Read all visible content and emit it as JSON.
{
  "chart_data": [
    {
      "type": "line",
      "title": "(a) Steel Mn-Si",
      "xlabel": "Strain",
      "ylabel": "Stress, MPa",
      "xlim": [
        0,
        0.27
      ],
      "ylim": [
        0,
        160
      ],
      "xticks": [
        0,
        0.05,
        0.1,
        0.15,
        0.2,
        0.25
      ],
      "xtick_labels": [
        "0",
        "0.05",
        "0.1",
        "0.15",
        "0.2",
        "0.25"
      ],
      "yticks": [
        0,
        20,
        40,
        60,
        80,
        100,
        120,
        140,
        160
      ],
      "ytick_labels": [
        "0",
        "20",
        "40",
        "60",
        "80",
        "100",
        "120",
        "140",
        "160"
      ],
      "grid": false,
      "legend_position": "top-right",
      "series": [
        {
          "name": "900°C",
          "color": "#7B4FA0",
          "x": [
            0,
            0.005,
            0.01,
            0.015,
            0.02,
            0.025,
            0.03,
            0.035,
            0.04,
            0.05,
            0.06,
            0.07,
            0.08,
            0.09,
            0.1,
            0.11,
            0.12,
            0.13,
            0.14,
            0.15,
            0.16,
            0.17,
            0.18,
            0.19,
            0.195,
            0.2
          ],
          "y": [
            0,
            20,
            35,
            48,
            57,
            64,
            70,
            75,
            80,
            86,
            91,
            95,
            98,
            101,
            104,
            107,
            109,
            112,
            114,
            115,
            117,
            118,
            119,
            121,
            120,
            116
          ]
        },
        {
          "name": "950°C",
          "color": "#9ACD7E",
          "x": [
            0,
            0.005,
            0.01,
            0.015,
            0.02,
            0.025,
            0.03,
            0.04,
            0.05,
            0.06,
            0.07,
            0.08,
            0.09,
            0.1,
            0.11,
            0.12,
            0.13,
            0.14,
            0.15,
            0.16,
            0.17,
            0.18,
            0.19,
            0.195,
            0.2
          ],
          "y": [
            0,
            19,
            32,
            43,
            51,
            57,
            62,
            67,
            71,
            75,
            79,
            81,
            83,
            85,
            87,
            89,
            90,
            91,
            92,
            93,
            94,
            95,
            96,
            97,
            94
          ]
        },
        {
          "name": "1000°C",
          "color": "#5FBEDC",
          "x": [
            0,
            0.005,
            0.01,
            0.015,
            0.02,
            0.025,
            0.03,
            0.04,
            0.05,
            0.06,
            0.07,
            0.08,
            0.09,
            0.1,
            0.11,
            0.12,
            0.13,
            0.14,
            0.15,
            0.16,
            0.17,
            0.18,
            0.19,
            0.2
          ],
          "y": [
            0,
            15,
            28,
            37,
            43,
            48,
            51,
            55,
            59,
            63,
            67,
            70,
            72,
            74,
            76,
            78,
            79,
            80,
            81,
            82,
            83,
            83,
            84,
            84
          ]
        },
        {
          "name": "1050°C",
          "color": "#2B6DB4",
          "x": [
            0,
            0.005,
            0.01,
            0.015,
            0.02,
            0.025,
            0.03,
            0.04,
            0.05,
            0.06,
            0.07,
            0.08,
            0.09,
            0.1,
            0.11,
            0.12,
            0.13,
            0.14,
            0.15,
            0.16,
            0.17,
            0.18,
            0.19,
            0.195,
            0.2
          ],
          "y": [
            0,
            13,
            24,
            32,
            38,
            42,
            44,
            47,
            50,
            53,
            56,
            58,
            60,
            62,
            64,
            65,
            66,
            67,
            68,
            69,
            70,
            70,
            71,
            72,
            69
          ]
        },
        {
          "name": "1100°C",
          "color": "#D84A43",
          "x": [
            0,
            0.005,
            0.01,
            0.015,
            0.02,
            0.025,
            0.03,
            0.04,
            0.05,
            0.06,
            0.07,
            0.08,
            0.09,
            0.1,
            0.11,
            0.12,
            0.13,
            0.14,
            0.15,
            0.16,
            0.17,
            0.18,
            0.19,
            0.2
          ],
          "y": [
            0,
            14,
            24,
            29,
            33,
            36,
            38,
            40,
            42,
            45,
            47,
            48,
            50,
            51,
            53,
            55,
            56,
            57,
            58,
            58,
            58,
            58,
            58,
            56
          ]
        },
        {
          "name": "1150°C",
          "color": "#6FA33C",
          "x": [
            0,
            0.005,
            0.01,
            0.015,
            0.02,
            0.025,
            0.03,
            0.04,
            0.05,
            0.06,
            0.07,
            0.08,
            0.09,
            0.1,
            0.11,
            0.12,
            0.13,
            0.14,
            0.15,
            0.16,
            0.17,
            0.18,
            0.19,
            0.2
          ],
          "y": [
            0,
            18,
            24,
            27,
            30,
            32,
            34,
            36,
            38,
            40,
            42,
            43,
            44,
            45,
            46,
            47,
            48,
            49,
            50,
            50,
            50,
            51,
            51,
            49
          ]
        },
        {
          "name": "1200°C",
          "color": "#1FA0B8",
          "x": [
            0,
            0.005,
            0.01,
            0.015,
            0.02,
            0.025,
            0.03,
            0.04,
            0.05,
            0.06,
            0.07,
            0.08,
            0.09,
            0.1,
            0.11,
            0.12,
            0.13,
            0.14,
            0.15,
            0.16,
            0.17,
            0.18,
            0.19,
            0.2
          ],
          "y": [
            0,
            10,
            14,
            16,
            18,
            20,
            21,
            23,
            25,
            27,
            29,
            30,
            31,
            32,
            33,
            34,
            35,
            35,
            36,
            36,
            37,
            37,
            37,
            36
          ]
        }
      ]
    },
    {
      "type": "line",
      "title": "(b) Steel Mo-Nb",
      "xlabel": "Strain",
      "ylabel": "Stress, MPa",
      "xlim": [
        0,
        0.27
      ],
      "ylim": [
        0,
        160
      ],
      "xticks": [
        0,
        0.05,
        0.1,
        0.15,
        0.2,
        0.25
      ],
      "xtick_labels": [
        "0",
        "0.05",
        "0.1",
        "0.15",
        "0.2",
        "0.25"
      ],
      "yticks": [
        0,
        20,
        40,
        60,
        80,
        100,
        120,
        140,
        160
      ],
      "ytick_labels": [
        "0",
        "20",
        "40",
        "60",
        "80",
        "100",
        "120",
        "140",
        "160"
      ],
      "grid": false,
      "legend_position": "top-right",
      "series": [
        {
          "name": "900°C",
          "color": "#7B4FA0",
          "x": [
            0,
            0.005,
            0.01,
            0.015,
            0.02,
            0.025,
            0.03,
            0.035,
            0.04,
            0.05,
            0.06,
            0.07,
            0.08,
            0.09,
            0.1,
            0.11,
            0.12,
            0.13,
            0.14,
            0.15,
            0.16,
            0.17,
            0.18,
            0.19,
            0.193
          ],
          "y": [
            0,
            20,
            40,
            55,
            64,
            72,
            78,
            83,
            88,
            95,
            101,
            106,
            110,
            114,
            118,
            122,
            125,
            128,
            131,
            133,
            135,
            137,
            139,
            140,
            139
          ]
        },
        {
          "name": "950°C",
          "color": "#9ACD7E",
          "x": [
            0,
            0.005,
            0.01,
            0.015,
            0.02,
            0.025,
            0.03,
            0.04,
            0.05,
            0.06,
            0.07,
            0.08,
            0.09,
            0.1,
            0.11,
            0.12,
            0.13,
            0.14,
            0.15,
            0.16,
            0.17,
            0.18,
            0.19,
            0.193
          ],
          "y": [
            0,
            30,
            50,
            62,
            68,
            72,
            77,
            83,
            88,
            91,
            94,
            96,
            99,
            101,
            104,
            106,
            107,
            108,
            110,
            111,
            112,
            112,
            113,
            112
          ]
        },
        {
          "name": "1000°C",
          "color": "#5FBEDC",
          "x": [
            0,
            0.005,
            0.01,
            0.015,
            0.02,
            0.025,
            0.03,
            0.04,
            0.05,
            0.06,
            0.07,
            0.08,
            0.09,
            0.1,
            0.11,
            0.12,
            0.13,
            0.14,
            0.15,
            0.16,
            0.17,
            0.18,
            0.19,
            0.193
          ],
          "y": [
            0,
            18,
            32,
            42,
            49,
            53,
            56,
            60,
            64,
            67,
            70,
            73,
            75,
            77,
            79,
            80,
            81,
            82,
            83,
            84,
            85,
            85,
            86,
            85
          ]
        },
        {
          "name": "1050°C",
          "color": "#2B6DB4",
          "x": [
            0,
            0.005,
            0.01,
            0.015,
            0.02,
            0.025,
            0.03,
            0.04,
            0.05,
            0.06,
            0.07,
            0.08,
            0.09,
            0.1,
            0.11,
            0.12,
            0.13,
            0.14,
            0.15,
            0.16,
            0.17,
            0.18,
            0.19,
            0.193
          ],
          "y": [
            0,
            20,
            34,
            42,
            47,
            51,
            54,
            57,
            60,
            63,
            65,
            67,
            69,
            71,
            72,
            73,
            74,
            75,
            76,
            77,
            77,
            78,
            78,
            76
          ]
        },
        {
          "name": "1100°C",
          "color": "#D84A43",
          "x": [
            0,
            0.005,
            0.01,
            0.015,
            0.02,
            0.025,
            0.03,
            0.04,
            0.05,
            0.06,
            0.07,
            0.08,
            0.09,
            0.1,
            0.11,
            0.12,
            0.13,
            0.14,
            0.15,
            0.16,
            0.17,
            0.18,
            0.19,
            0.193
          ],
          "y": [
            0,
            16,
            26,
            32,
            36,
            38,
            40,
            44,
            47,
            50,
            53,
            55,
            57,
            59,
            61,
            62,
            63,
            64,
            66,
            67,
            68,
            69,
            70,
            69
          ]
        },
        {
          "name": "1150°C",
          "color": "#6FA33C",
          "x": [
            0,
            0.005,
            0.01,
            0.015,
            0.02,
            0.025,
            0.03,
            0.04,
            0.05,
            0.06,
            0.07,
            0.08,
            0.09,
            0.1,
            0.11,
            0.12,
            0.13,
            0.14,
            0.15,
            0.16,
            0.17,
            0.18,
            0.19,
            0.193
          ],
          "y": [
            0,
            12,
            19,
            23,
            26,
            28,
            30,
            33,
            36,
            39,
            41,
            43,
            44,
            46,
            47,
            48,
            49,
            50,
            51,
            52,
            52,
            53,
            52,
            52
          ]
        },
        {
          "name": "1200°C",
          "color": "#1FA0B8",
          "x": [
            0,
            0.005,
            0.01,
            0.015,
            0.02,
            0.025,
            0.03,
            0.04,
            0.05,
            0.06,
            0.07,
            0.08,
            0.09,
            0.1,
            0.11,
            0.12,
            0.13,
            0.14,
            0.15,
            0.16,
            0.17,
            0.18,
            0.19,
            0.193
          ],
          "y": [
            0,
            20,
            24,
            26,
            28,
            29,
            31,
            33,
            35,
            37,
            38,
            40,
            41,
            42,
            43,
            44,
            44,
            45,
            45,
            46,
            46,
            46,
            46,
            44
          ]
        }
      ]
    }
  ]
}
※ ※ ※
Copy each line of the preceding data that contains the string "title".

# [EXPECTED OUTPUT]
      "title": "(a) Steel Mn-Si",
      "title": "(b) Steel Mo-Nb",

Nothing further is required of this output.